### GIVEN TASK
Reproduce each line of the material precisely.

Data entries:

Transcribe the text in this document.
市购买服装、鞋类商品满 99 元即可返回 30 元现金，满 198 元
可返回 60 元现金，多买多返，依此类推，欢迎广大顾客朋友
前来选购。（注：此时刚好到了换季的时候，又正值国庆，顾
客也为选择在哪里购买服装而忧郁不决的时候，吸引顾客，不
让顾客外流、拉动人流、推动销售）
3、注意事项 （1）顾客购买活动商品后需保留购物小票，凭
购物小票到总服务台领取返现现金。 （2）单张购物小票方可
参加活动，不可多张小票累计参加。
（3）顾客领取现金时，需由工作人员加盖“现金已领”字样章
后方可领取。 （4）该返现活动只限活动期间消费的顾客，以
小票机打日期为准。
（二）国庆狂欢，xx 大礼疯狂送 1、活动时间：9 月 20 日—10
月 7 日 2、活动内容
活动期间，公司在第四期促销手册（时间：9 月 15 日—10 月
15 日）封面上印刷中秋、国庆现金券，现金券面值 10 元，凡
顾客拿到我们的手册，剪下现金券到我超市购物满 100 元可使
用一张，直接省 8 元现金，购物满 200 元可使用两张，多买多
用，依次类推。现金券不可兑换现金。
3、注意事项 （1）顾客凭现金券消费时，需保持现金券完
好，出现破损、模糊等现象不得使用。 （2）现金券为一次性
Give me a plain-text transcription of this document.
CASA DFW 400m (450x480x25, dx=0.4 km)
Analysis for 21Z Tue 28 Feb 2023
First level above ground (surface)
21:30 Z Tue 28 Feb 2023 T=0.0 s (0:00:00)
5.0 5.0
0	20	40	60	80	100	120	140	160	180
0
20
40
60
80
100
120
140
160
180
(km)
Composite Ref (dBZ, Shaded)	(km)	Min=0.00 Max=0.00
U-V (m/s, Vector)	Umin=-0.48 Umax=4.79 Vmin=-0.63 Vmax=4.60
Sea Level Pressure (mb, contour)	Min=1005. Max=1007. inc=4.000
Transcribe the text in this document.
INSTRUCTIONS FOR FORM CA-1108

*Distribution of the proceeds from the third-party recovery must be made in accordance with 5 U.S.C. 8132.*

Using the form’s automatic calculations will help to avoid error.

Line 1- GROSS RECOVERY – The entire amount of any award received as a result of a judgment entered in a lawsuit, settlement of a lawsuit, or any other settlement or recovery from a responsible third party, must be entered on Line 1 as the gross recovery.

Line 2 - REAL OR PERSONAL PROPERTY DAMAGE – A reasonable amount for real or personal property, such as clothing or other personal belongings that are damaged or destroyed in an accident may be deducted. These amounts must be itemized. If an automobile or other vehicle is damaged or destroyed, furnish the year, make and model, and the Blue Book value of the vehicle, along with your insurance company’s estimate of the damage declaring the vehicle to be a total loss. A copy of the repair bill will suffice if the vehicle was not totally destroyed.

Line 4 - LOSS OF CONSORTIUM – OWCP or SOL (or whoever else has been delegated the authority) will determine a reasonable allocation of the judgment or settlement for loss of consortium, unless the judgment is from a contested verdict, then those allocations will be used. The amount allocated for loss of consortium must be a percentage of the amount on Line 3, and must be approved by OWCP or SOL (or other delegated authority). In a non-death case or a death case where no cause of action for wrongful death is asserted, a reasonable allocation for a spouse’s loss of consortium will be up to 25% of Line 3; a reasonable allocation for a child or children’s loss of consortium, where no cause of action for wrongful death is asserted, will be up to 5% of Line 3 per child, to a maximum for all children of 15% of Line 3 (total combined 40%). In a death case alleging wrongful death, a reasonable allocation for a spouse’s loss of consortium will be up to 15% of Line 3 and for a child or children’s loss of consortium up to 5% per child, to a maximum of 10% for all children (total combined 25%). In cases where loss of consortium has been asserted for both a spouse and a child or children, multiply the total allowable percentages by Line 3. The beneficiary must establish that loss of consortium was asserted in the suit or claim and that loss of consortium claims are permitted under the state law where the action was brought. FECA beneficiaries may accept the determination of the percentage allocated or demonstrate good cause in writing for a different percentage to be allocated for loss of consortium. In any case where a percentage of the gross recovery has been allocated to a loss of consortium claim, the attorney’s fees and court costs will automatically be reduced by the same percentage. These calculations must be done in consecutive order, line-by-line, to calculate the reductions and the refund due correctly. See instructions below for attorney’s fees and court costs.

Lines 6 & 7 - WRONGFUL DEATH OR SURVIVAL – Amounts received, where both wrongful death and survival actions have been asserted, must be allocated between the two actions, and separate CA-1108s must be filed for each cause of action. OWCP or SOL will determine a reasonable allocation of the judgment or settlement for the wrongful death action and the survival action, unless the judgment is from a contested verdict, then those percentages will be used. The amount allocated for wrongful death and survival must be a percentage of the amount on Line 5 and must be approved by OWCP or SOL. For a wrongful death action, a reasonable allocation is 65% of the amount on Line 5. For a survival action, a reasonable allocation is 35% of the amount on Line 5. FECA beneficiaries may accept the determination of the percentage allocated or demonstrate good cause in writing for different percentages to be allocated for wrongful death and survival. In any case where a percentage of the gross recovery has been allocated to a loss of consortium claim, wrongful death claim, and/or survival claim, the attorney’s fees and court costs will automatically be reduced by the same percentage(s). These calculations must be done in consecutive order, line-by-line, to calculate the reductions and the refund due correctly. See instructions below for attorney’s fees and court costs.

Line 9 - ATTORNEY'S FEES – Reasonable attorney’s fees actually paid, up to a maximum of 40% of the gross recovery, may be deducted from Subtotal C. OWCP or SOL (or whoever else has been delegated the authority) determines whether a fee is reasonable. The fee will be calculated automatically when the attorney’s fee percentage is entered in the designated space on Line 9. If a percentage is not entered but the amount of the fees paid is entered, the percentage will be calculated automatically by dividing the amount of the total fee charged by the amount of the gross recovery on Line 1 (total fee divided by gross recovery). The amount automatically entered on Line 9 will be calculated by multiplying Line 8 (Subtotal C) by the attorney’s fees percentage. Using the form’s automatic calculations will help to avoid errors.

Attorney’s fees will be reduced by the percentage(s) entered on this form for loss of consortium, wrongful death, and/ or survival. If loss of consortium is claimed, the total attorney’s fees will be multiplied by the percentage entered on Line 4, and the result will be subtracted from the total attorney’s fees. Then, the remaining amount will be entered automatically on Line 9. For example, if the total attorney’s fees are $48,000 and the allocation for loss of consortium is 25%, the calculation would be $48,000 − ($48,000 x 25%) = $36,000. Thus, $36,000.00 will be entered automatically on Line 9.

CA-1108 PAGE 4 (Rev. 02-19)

### OUTPUT OF THE TASK
Transcribe the text in this document.
市购买服装、鞋类商品满 99 元即可返回 30 元现金，满 198 元
可返回 60 元现金，多买多返，依此类推，欢迎广大顾客朋友
前来选购。（注：此时刚好到了换季的时候，又正值国庆，顾
客也为选择在哪里购买服装而忧郁不决的时候，吸引顾客，不
让顾客外流、拉动人流、推动销售）
3、注意事项 （1）顾客购买活动商品后需保留购物小票，凭
购物小票到总服务台领取返现现金。 （2）单张购物小票方可
参加活动，不可多张小票累计参加。
（3）顾客领取现金时，需由工作人员加盖“现金已领”字样章
后方可领取。 （4）该返现活动只限活动期间消费的顾客，以
小票机打日期为准。
（二）国庆狂欢，xx 大礼疯狂送 1、活动时间：9 月 20 日—10
月 7 日 2、活动内容
活动期间，公司在第四期促销手册（时间：9 月 15 日—10 月
15 日）封面上印刷中秋、国庆现金券，现金券面值 10 元，凡
顾客拿到我们的手册，剪下现金券到我超市购物满 100 元可使
用一张，直接省 8 元现金，购物满 200 元可使用两张，多买多
用，依次类推。现金券不可兑换现金。
3、注意事项 （1）顾客凭现金券消费时，需保持现金券完
好，出现破损、模糊等现象不得使用。 （2）现金券为一次性
Give me a plain-text transcription of this document.
CASA DFW 400m (450x480x25, dx=0.4 km)
Analysis for 21Z Tue 28 Feb 2023
First level above ground (surface)
21:30 Z Tue 28 Feb 2023 T=0.0 s (0:00:00)
5.0 5.0
0	20	40	60	80	100	120	140	160	180
0
20
40
60
80
100
120
140
160
180
(km)
Composite Ref (dBZ, Shaded)	(km)	Min=0.00 Max=0.00
U-V (m/s, Vector)	Umin=-0.48 Umax=4.79 Vmin=-0.63 Vmax=4.60
Sea Level Pressure (mb, contour)	Min=1005. Max=1007. inc=4.000
Transcribe the text in this document.
INSTRUCTIONS FOR FORM CA-1108

*Distribution of the proceeds from the third-party recovery must be made in accordance with 5 U.S.C. 8132.*

Using the form’s automatic calculations will help to avoid error.

Line 1- GROSS RECOVERY – The entire amount of any award received as a result of a judgment entered in a lawsuit, settlement of a lawsuit, or any other settlement or recovery from a responsible third party, must be entered on Line 1 as the gross recovery.

Line 2 - REAL OR PERSONAL PROPERTY DAMAGE – A reasonable amount for real or personal property, such as clothing or other personal belongings that are damaged or destroyed in an accident may be deducted. These amounts must be itemized. If an automobile or other vehicle is damaged or destroyed, furnish the year, make and model, and the Blue Book value of the vehicle, along with your insurance company’s estimate of the damage declaring the vehicle to be a total loss. A copy of the repair bill will suffice if the vehicle was not totally destroyed.

Line 4 - LOSS OF CONSORTIUM – OWCP or SOL (or whoever else has been delegated the authority) will determine a reasonable allocation of the judgment or settlement for loss of consortium, unless the judgment is from a contested verdict, then those allocations will be used. The amount allocated for loss of consortium must be a percentage of the amount on Line 3, and must be approved by OWCP or SOL (or other delegated authority). In a non-death case or a death case where no cause of action for wrongful death is asserted, a reasonable allocation for a spouse’s loss of consortium will be up to 25% of Line 3; a reasonable allocation for a child or children’s loss of consortium, where no cause of action for wrongful death is asserted, will be up to 5% of Line 3 per child, to a maximum for all children of 15% of Line 3 (total combined 40%). In a death case alleging wrongful death, a reasonable allocation for a spouse’s loss of consortium will be up to 15% of Line 3 and for a child or children’s loss of consortium up to 5% per child, to a maximum of 10% for all children (total combined 25%). In cases where loss of consortium has been asserted for both a spouse and a child or children, multiply the total allowable percentages by Line 3. The beneficiary must establish that loss of consortium was asserted in the suit or claim and that loss of consortium claims are permitted under the state law where the action was brought. FECA beneficiaries may accept the determination of the percentage allocated or demonstrate good cause in writing for a different percentage to be allocated for loss of consortium. In any case where a percentage of the gross recovery has been allocated to a loss of consortium claim, the attorney’s fees and court costs will automatically be reduced by the same percentage. These calculations must be done in consecutive order, line-by-line, to calculate the reductions and the refund due correctly. See instructions below for attorney’s fees and court costs.

Lines 6 & 7 - WRONGFUL DEATH OR SURVIVAL – Amounts received, where both wrongful death and survival actions have been asserted, must be allocated between the two actions, and separate CA-1108s must be filed for each cause of action. OWCP or SOL will determine a reasonable allocation of the judgment or settlement for the wrongful death action and the survival action, unless the judgment is from a contested verdict, then those percentages will be used. The amount allocated for wrongful death and survival must be a percentage of the amount on Line 5 and must be approved by OWCP or SOL. For a wrongful death action, a reasonable allocation is 65% of the amount on Line 5. For a survival action, a reasonable allocation is 35% of the amount on Line 5. FECA beneficiaries may accept the determination of the percentage allocated or demonstrate good cause in writing for different percentages to be allocated for wrongful death and survival. In any case where a percentage of the gross recovery has been allocated to a loss of consortium claim, wrongful death claim, and/or survival claim, the attorney’s fees and court costs will automatically be reduced by the same percentage(s). These calculations must be done in consecutive order, line-by-line, to calculate the reductions and the refund due correctly. See instructions below for attorney’s fees and court costs.

Line 9 - ATTORNEY'S FEES – Reasonable attorney’s fees actually paid, up to a maximum of 40% of the gross recovery, may be deducted from Subtotal C. OWCP or SOL (or whoever else has been delegated the authority) determines whether a fee is reasonable. The fee will be calculated automatically when the attorney’s fee percentage is entered in the designated space on Line 9. If a percentage is not entered but the amount of the fees paid is entered, the percentage will be calculated automatically by dividing the amount of the total fee charged by the amount of the gross recovery on Line 1 (total fee divided by gross recovery). The amount automatically entered on Line 9 will be calculated by multiplying Line 8 (Subtotal C) by the attorney’s fees percentage. Using the form’s automatic calculations will help to avoid errors.

Attorney’s fees will be reduced by the percentage(s) entered on this form for loss of consortium, wrongful death, and/ or survival. If loss of consortium is claimed, the total attorney’s fees will be multiplied by the percentage entered on Line 4, and the result will be subtracted from the total attorney’s fees. Then, the remaining amount will be entered automatically on Line 9. For example, if the total attorney’s fees are $48,000 and the allocation for loss of consortium is 25%, the calculation would be $48,000 − ($48,000 x 25%) = $36,000. Thus, $36,000.00 will be entered automatically on Line 9.

CA-1108 PAGE 4 (Rev. 02-19)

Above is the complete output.